RECORDED DATA =
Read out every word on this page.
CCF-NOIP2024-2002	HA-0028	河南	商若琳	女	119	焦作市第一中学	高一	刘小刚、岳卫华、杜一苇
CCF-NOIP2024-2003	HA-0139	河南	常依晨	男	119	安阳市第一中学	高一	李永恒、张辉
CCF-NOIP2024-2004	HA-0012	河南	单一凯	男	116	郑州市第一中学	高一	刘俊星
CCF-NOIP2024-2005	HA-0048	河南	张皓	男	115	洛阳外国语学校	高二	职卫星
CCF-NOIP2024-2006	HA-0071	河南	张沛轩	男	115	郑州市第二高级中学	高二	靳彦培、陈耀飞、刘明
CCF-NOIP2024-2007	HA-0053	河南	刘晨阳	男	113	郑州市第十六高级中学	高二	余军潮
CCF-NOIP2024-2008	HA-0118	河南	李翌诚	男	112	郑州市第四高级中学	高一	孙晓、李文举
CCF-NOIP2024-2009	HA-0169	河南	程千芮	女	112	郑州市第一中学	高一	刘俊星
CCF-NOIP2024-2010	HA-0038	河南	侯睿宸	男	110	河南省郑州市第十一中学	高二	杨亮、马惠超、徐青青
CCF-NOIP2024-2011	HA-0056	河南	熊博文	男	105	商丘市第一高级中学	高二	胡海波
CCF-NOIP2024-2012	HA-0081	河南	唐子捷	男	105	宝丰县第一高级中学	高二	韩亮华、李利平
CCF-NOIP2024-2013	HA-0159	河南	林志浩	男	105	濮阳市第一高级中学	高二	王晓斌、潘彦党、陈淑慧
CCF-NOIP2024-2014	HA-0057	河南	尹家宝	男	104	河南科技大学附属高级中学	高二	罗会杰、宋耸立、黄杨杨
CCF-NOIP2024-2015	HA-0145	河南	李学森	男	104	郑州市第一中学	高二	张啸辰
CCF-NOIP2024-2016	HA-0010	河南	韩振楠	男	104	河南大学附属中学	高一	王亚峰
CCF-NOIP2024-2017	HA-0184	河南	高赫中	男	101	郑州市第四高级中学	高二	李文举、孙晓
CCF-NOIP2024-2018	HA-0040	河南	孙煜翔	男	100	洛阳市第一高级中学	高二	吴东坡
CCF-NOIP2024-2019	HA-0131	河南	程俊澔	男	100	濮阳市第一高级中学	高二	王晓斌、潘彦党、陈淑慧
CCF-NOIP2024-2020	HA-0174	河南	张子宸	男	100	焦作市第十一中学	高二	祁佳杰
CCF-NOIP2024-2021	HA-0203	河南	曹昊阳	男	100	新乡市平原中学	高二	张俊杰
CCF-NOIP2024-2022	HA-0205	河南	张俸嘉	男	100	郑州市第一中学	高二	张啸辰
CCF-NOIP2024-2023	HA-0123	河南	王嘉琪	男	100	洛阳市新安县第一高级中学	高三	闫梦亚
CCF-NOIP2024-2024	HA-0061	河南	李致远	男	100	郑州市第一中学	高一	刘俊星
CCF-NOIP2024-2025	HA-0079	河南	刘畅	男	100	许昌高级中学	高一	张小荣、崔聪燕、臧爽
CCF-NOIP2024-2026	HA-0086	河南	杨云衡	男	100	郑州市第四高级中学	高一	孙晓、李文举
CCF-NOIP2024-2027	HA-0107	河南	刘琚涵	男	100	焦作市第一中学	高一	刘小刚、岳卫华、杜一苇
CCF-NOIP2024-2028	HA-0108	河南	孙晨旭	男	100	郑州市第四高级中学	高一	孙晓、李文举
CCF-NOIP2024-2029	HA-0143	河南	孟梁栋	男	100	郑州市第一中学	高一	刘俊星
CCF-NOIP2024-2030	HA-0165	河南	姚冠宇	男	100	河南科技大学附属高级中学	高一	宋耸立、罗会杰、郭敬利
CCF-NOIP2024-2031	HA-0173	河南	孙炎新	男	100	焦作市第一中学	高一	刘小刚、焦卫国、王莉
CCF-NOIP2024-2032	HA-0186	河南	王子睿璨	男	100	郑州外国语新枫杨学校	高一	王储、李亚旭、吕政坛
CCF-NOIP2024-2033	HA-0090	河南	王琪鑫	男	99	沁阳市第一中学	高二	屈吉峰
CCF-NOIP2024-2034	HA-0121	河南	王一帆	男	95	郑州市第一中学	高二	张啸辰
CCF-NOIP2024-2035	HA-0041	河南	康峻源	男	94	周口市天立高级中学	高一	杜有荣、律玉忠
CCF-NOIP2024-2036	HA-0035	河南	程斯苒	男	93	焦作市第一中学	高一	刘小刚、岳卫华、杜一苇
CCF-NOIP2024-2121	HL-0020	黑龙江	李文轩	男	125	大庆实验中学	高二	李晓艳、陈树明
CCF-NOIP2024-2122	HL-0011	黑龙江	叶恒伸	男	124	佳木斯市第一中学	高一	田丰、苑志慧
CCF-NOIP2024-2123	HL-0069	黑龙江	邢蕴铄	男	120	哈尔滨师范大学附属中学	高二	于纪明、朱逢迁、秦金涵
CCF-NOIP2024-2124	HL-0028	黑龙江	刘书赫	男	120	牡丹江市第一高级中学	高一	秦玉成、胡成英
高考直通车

EXERCISE TASK =
Please reproduce all of the entries exactly as they stand.

EXERCISE ANSWER =
Read out every word on this page.
CCF-NOIP2024-2002	HA-0028	河南	商若琳	女	119	焦作市第一中学	高一	刘小刚、岳卫华、杜一苇
CCF-NOIP2024-2003	HA-0139	河南	常依晨	男	119	安阳市第一中学	高一	李永恒、张辉
CCF-NOIP2024-2004	HA-0012	河南	单一凯	男	116	郑州市第一中学	高一	刘俊星
CCF-NOIP2024-2005	HA-0048	河南	张皓	男	115	洛阳外国语学校	高二	职卫星
CCF-NOIP2024-2006	HA-0071	河南	张沛轩	男	115	郑州市第二高级中学	高二	靳彦培、陈耀飞、刘明
CCF-NOIP2024-2007	HA-0053	河南	刘晨阳	男	113	郑州市第十六高级中学	高二	余军潮
CCF-NOIP2024-2008	HA-0118	河南	李翌诚	男	112	郑州市第四高级中学	高一	孙晓、李文举
CCF-NOIP2024-2009	HA-0169	河南	程千芮	女	112	郑州市第一中学	高一	刘俊星
CCF-NOIP2024-2010	HA-0038	河南	侯睿宸	男	110	河南省郑州市第十一中学	高二	杨亮、马惠超、徐青青
CCF-NOIP2024-2011	HA-0056	河南	熊博文	男	105	商丘市第一高级中学	高二	胡海波
CCF-NOIP2024-2012	HA-0081	河南	唐子捷	男	105	宝丰县第一高级中学	高二	韩亮华、李利平
CCF-NOIP2024-2013	HA-0159	河南	林志浩	男	105	濮阳市第一高级中学	高二	王晓斌、潘彦党、陈淑慧
CCF-NOIP2024-2014	HA-0057	河南	尹家宝	男	104	河南科技大学附属高级中学	高二	罗会杰、宋耸立、黄杨杨
CCF-NOIP2024-2015	HA-0145	河南	李学森	男	104	郑州市第一中学	高二	张啸辰
CCF-NOIP2024-2016	HA-0010	河南	韩振楠	男	104	河南大学附属中学	高一	王亚峰
CCF-NOIP2024-2017	HA-0184	河南	高赫中	男	101	郑州市第四高级中学	高二	李文举、孙晓
CCF-NOIP2024-2018	HA-0040	河南	孙煜翔	男	100	洛阳市第一高级中学	高二	吴东坡
CCF-NOIP2024-2019	HA-0131	河南	程俊澔	男	100	濮阳市第一高级中学	高二	王晓斌、潘彦党、陈淑慧
CCF-NOIP2024-2020	HA-0174	河南	张子宸	男	100	焦作市第十一中学	高二	祁佳杰
CCF-NOIP2024-2021	HA-0203	河南	曹昊阳	男	100	新乡市平原中学	高二	张俊杰
CCF-NOIP2024-2022	HA-0205	河南	张俸嘉	男	100	郑州市第一中学	高二	张啸辰
CCF-NOIP2024-2023	HA-0123	河南	王嘉琪	男	100	洛阳市新安县第一高级中学	高三	闫梦亚
CCF-NOIP2024-2024	HA-0061	河南	李致远	男	100	郑州市第一中学	高一	刘俊星
CCF-NOIP2024-2025	HA-0079	河南	刘畅	男	100	许昌高级中学	高一	张小荣、崔聪燕、臧爽
CCF-NOIP2024-2026	HA-0086	河南	杨云衡	男	100	郑州市第四高级中学	高一	孙晓、李文举
CCF-NOIP2024-2027	HA-0107	河南	刘琚涵	男	100	焦作市第一中学	高一	刘小刚、岳卫华、杜一苇
CCF-NOIP2024-2028	HA-0108	河南	孙晨旭	男	100	郑州市第四高级中学	高一	孙晓、李文举
CCF-NOIP2024-2029	HA-0143	河南	孟梁栋	男	100	郑州市第一中学	高一	刘俊星
CCF-NOIP2024-2030	HA-0165	河南	姚冠宇	男	100	河南科技大学附属高级中学	高一	宋耸立、罗会杰、郭敬利
CCF-NOIP2024-2031	HA-0173	河南	孙炎新	男	100	焦作市第一中学	高一	刘小刚、焦卫国、王莉
CCF-NOIP2024-2032	HA-0186	河南	王子睿璨	男	100	郑州外国语新枫杨学校	高一	王储、李亚旭、吕政坛
CCF-NOIP2024-2033	HA-0090	河南	王琪鑫	男	99	沁阳市第一中学	高二	屈吉峰
CCF-NOIP2024-2034	HA-0121	河南	王一帆	男	95	郑州市第一中学	高二	张啸辰
CCF-NOIP2024-2035	HA-0041	河南	康峻源	男	94	周口市天立高级中学	高一	杜有荣、律玉忠
CCF-NOIP2024-2036	HA-0035	河南	程斯苒	男	93	焦作市第一中学	高一	刘小刚、岳卫华、杜一苇
CCF-NOIP2024-2121	HL-0020	黑龙江	李文轩	男	125	大庆实验中学	高二	李晓艳、陈树明
CCF-NOIP2024-2122	HL-0011	黑龙江	叶恒伸	男	124	佳木斯市第一中学	高一	田丰、苑志慧
CCF-NOIP2024-2123	HL-0069	黑龙江	邢蕴铄	男	120	哈尔滨师范大学附属中学	高二	于纪明、朱逢迁、秦金涵
CCF-NOIP2024-2124	HL-0028	黑龙江	刘书赫	男	120	牡丹江市第一高级中学	高一	秦玉成、胡成英
高考直通车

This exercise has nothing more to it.